[Start of Material]

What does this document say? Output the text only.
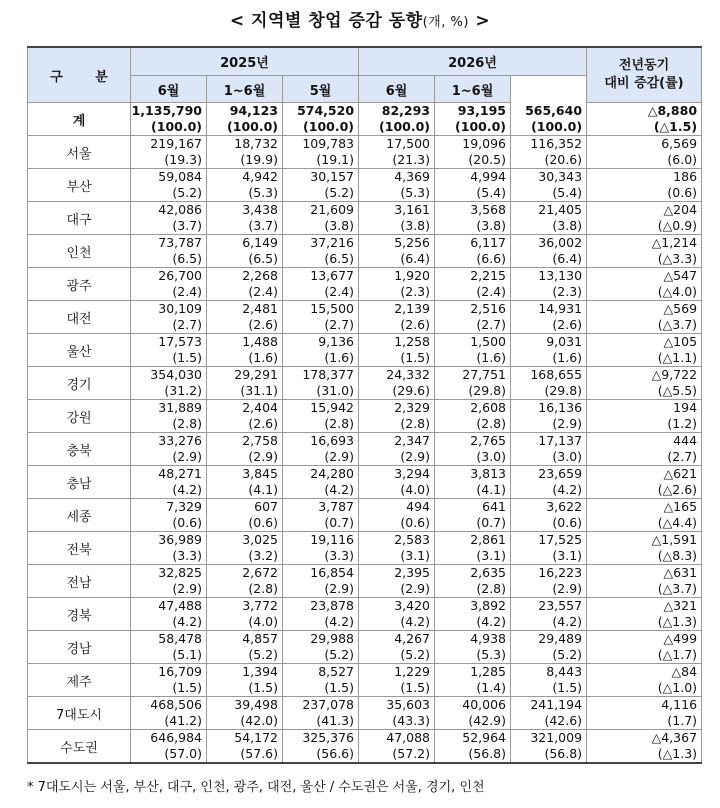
< 지역별 창업 증감 동향(개, %) >
구 분	2025년			2026년			전년동기
대비 증감(률)

	6월	1~6월	5월	6월	1~6월		
계	1,135,790
(100.0)	94,123
(100.0)	574,520
(100.0)	82,293
(100.0)	93,195
(100.0)	565,640
(100.0)	△8,880
(△1.5)

서울	219,167
(19.3)	18,732
(19.9)	109,783
(19.1)	17,500
(21.3)	19,096
(20.5)	116,352
(20.6)	6,569
(6.0)

부산	59,084
(5.2)	4,942
(5.3)	30,157
(5.2)	4,369
(5.3)	4,994
(5.4)	30,343
(5.4)	186
(0.6)

대구	42,086
(3.7)	3,438
(3.7)	21,609
(3.8)	3,161
(3.8)	3,568
(3.8)	21,405
(3.8)	△204
(△0.9)

인천	73,787
(6.5)	6,149
(6.5)	37,216
(6.5)	5,256
(6.4)	6,117
(6.6)	36,002
(6.4)	△1,214
(△3.3)

광주	26,700
(2.4)	2,268
(2.4)	13,677
(2.4)	1,920
(2.3)	2,215
(2.4)	13,130
(2.3)	△547
(△4.0)

대전	30,109
(2.7)	2,481
(2.6)	15,500
(2.7)	2,139
(2.6)	2,516
(2.7)	14,931
(2.6)	△569
(△3.7)

울산	17,573
(1.5)	1,488
(1.6)	9,136
(1.6)	1,258
(1.5)	1,500
(1.6)	9,031
(1.6)	△105
(△1.1)

경기	354,030
(31.2)	29,291
(31.1)	178,377
(31.0)	24,332
(29.6)	27,751
(29.8)	168,655
(29.8)	△9,722
(△5.5)

강원	31,889
(2.8)	2,404
(2.6)	15,942
(2.8)	2,329
(2.8)	2,608
(2.8)	16,136
(2.9)	194
(1.2)

충북	33,276
(2.9)	2,758
(2.9)	16,693
(2.9)	2,347
(2.9)	2,765
(3.0)	17,137
(3.0)	444
(2.7)

충남	48,271
(4.2)	3,845
(4.1)	24,280
(4.2)	3,294
(4.0)	3,813
(4.1)	23,659
(4.2)	△621
(△2.6)

세종	7,329
(0.6)	607
(0.6)	3,787
(0.7)	494
(0.6)	641
(0.7)	3,622
(0.6)	△165
(△4.4)

전북	36,989
(3.3)	3,025
(3.2)	19,116
(3.3)	2,583
(3.1)	2,861
(3.1)	17,525
(3.1)	△1,591
(△8.3)

전남	32,825
(2.9)	2,672
(2.8)	16,854
(2.9)	2,395
(2.9)	2,635
(2.8)	16,223
(2.9)	△631
(△3.7)

경북	47,488
(4.2)	3,772
(4.0)	23,878
(4.2)	3,420
(4.2)	3,892
(4.2)	23,557
(4.2)	△321
(△1.3)

경남	58,478
(5.1)	4,857
(5.2)	29,988
(5.2)	4,267
(5.2)	4,938
(5.3)	29,489
(5.2)	△499
(△1.7)

제주	16,709
(1.5)	1,394
(1.5)	8,527
(1.5)	1,229
(1.5)	1,285
(1.4)	8,443
(1.5)	△84
(△1.0)

7대도시	468,506
(41.2)	39,498
(42.0)	237,078
(41.3)	35,603
(43.3)	40,006
(42.9)	241,194
(42.6)	4,116
(1.7)

수도권	646,984
(57.0)	54,172
(57.6)	325,376
(56.6)	47,088
(57.2)	52,964
(56.8)	321,009
(56.8)	△4,367
(△1.3)
* 7대도시는 서울, 부산, 대구, 인천, 광주, 대전, 울산 / 수도권은 서울, 경기, 인천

[End of Material]

The task => Reproduce every record above exactly, but leave out the pictures.

The completed task =>
What does this document say? Output the text only.
< 지역별 창업 증감 동향(개, %) >
구 분	2025년			2026년			전년동기
대비 증감(률)

	6월	1~6월	5월	6월	1~6월		
계	1,135,790
(100.0)	94,123
(100.0)	574,520
(100.0)	82,293
(100.0)	93,195
(100.0)	565,640
(100.0)	△8,880
(△1.5)

서울	219,167
(19.3)	18,732
(19.9)	109,783
(19.1)	17,500
(21.3)	19,096
(20.5)	116,352
(20.6)	6,569
(6.0)

부산	59,084
(5.2)	4,942
(5.3)	30,157
(5.2)	4,369
(5.3)	4,994
(5.4)	30,343
(5.4)	186
(0.6)

대구	42,086
(3.7)	3,438
(3.7)	21,609
(3.8)	3,161
(3.8)	3,568
(3.8)	21,405
(3.8)	△204
(△0.9)

인천	73,787
(6.5)	6,149
(6.5)	37,216
(6.5)	5,256
(6.4)	6,117
(6.6)	36,002
(6.4)	△1,214
(△3.3)

광주	26,700
(2.4)	2,268
(2.4)	13,677
(2.4)	1,920
(2.3)	2,215
(2.4)	13,130
(2.3)	△547
(△4.0)

대전	30,109
(2.7)	2,481
(2.6)	15,500
(2.7)	2,139
(2.6)	2,516
(2.7)	14,931
(2.6)	△569
(△3.7)

울산	17,573
(1.5)	1,488
(1.6)	9,136
(1.6)	1,258
(1.5)	1,500
(1.6)	9,031
(1.6)	△105
(△1.1)

경기	354,030
(31.2)	29,291
(31.1)	178,377
(31.0)	24,332
(29.6)	27,751
(29.8)	168,655
(29.8)	△9,722
(△5.5)

강원	31,889
(2.8)	2,404
(2.6)	15,942
(2.8)	2,329
(2.8)	2,608
(2.8)	16,136
(2.9)	194
(1.2)

충북	33,276
(2.9)	2,758
(2.9)	16,693
(2.9)	2,347
(2.9)	2,765
(3.0)	17,137
(3.0)	444
(2.7)

충남	48,271
(4.2)	3,845
(4.1)	24,280
(4.2)	3,294
(4.0)	3,813
(4.1)	23,659
(4.2)	△621
(△2.6)

세종	7,329
(0.6)	607
(0.6)	3,787
(0.7)	494
(0.6)	641
(0.7)	3,622
(0.6)	△165
(△4.4)

전북	36,989
(3.3)	3,025
(3.2)	19,116
(3.3)	2,583
(3.1)	2,861
(3.1)	17,525
(3.1)	△1,591
(△8.3)

전남	32,825
(2.9)	2,672
(2.8)	16,854
(2.9)	2,395
(2.9)	2,635
(2.8)	16,223
(2.9)	△631
(△3.7)

경북	47,488
(4.2)	3,772
(4.0)	23,878
(4.2)	3,420
(4.2)	3,892
(4.2)	23,557
(4.2)	△321
(△1.3)

경남	58,478
(5.1)	4,857
(5.2)	29,988
(5.2)	4,267
(5.2)	4,938
(5.3)	29,489
(5.2)	△499
(△1.7)

제주	16,709
(1.5)	1,394
(1.5)	8,527
(1.5)	1,229
(1.5)	1,285
(1.4)	8,443
(1.5)	△84
(△1.0)

7대도시	468,506
(41.2)	39,498
(42.0)	237,078
(41.3)	35,603
(43.3)	40,006
(42.9)	241,194
(42.6)	4,116
(1.7)

수도권	646,984
(57.0)	54,172
(57.6)	325,376
(56.6)	47,088
(57.2)	52,964
(56.8)	321,009
(56.8)	△4,367
(△1.3)
* 7대도시는 서울, 부산, 대구, 인천, 광주, 대전, 울산 / 수도권은 서울, 경기, 인천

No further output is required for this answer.